Given instruction ▸ Scan the material for the word "Agreement", and copy each line where it shows up.
####################
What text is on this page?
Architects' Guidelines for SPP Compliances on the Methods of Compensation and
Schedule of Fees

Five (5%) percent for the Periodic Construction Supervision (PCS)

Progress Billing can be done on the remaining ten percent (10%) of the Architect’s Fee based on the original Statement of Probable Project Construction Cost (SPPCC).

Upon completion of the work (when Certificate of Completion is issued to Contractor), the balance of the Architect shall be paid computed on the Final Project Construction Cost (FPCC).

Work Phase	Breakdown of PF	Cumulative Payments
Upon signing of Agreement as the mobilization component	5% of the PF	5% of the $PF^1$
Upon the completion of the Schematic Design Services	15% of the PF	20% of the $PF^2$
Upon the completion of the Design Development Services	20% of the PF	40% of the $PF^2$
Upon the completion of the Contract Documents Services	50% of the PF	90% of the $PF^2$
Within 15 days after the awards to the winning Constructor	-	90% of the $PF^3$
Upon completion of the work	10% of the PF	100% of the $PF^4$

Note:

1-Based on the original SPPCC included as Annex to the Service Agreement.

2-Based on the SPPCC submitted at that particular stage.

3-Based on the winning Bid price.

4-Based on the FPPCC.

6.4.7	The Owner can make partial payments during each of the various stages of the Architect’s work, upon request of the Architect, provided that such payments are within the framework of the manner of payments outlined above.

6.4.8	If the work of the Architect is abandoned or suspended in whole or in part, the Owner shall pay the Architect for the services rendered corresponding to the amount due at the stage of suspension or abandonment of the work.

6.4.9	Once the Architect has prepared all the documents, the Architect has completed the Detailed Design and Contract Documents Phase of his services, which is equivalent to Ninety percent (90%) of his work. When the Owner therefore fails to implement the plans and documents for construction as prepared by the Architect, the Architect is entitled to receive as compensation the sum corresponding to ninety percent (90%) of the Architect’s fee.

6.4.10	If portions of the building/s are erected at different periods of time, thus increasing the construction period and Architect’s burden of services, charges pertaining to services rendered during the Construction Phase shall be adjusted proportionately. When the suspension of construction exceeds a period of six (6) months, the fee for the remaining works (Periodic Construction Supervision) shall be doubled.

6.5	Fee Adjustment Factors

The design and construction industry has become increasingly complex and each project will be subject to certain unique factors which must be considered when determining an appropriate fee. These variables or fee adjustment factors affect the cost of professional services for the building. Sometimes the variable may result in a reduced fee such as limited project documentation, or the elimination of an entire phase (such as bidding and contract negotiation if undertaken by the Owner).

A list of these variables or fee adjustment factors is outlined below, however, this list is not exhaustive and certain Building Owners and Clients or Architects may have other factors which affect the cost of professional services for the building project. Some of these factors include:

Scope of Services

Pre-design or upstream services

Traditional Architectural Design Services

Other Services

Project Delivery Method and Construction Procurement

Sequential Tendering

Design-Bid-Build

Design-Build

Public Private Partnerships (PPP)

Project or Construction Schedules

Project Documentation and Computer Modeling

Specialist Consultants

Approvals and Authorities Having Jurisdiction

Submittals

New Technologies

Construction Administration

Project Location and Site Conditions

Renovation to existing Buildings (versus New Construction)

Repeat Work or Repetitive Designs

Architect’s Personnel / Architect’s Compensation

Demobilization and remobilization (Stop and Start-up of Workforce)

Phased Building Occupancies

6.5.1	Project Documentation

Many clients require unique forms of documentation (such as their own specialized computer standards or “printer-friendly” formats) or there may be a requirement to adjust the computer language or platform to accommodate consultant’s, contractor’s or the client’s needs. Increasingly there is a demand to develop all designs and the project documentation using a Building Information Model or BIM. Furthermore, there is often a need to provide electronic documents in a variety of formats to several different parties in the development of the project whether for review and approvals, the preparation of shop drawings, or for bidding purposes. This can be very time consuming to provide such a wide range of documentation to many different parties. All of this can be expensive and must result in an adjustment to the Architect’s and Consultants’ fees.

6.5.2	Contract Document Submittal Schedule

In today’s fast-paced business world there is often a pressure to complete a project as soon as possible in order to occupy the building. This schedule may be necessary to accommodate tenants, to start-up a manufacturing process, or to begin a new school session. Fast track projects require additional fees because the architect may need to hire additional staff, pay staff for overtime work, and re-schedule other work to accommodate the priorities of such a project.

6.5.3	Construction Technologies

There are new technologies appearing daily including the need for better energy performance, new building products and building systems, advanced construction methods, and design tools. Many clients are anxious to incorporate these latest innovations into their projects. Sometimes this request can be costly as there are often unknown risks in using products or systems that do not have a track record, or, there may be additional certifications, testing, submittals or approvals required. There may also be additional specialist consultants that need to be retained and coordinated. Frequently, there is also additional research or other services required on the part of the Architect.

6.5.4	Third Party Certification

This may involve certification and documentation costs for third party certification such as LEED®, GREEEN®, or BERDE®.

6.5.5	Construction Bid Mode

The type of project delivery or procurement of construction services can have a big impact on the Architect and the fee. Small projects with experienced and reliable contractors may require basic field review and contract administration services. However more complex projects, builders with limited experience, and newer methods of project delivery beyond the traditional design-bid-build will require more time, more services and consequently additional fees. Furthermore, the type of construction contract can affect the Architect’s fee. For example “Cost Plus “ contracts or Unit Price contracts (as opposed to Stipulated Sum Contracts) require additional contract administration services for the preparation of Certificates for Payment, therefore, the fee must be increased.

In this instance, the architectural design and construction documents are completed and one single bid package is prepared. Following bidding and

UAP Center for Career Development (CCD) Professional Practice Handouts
####################
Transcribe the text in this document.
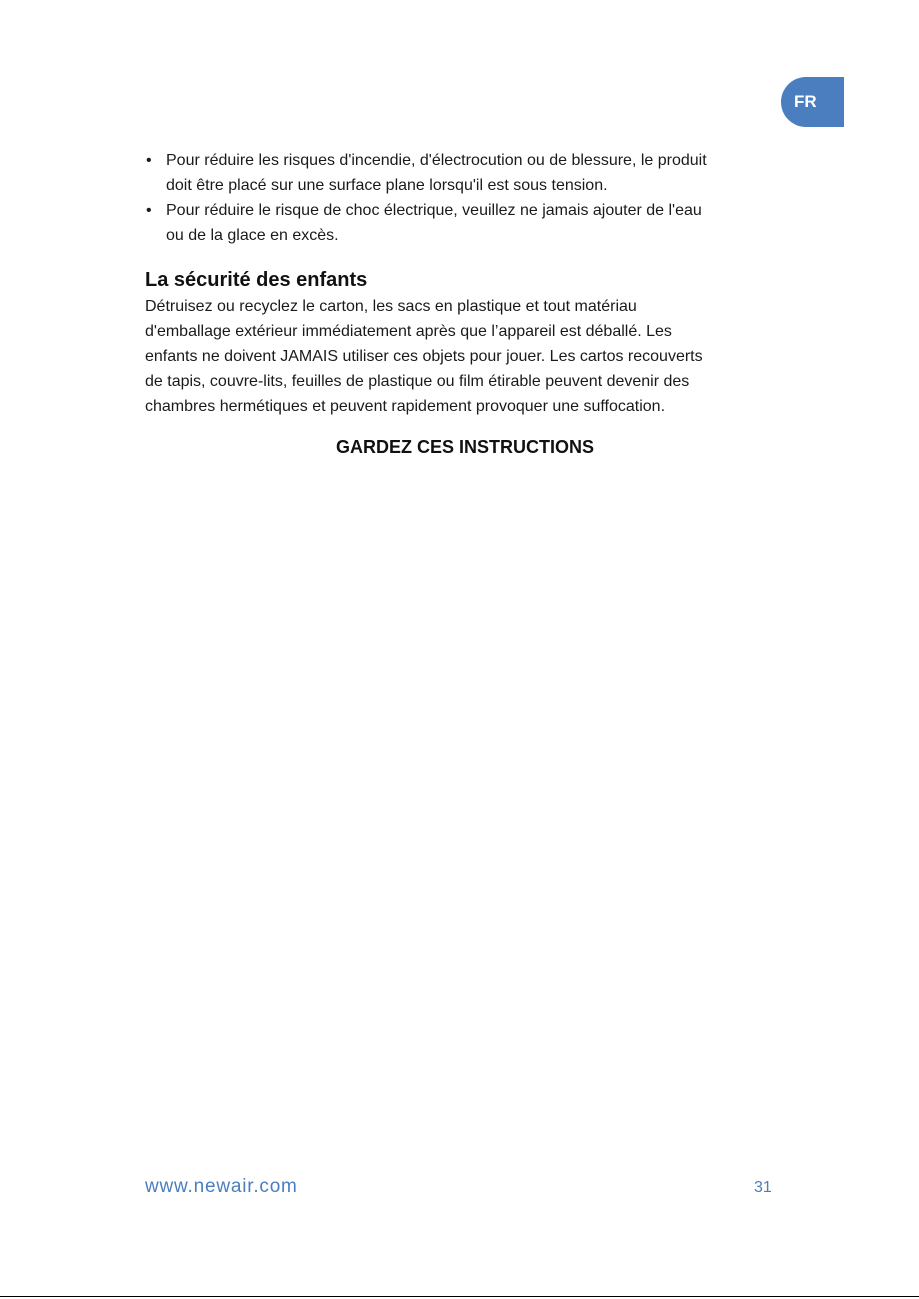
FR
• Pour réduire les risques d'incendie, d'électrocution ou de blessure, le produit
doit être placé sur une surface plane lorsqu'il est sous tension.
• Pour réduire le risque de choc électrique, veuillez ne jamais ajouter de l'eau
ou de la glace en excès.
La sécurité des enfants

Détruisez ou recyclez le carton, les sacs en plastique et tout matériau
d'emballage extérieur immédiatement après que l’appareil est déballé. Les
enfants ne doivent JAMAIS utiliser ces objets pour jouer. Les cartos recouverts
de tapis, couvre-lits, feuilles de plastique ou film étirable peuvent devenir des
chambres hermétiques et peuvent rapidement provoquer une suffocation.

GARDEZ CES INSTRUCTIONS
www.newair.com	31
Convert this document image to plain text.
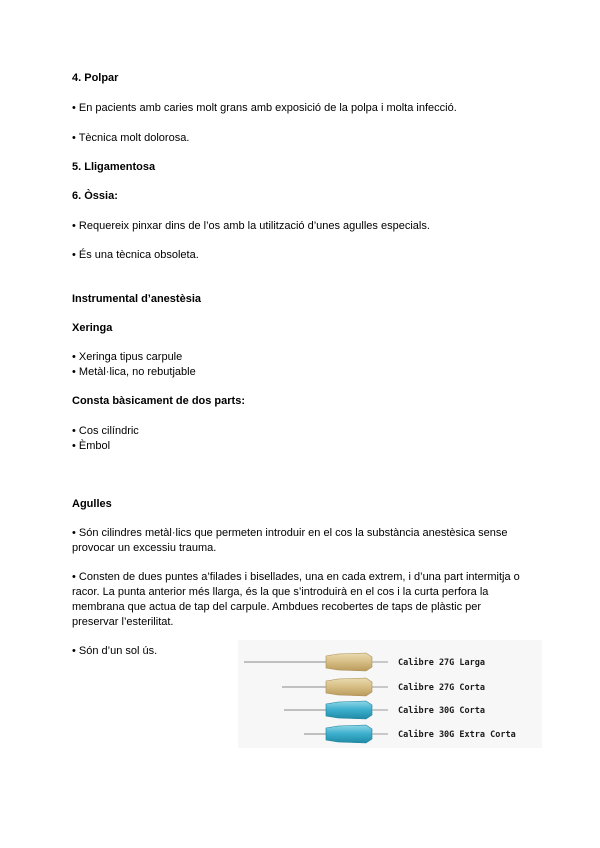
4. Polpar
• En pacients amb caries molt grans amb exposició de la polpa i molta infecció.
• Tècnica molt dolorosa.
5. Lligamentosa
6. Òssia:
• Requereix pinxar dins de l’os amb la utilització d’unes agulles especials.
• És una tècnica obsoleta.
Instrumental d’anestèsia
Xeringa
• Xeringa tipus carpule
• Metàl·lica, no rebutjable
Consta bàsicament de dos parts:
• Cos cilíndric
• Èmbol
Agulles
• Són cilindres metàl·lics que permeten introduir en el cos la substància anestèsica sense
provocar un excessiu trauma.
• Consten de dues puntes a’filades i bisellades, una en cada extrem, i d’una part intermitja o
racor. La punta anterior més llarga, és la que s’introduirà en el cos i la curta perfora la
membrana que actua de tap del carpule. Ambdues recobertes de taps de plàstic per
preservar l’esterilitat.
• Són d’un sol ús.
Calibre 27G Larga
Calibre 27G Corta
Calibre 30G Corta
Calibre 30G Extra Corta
####################
Exercise answer ▸
Upon signing of Agreement as the mobilization component	5% of the PF	5% of the $PF^1$
1-Based on the original SPPCC included as Annex to the Service Agreement.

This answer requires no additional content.